Annotated element entries:
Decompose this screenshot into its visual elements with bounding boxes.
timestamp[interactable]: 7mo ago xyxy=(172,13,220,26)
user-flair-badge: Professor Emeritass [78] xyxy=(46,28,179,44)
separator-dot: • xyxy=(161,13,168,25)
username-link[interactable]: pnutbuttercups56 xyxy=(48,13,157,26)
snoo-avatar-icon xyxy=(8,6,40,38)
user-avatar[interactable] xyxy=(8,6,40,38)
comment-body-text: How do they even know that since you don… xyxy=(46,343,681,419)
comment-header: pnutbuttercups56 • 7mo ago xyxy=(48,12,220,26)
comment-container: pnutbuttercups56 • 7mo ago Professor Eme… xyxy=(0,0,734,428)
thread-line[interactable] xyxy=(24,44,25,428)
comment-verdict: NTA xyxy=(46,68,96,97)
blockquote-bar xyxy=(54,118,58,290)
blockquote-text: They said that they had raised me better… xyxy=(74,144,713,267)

## [REQUIREMENT]
In the stretch of records from the start through the line containing "comment-body-text: How do", change "interactable" to "clickable" and give those lines again with everything else left as it is.

## [RESULT FOR THIS EXERCISE]
Decompose this screenshot into its visual elements with bounding boxes.
timestamp[clickable]: 7mo ago xyxy=(172,13,220,26)
user-flair-badge: Professor Emeritass [78] xyxy=(46,28,179,44)
separator-dot: • xyxy=(161,13,168,25)
username-link[clickable]: pnutbuttercups56 xyxy=(48,13,157,26)
snoo-avatar-icon xyxy=(8,6,40,38)
user-avatar[clickable] xyxy=(8,6,40,38)
comment-body-text: How do they even know that since you don… xyxy=(46,343,681,419)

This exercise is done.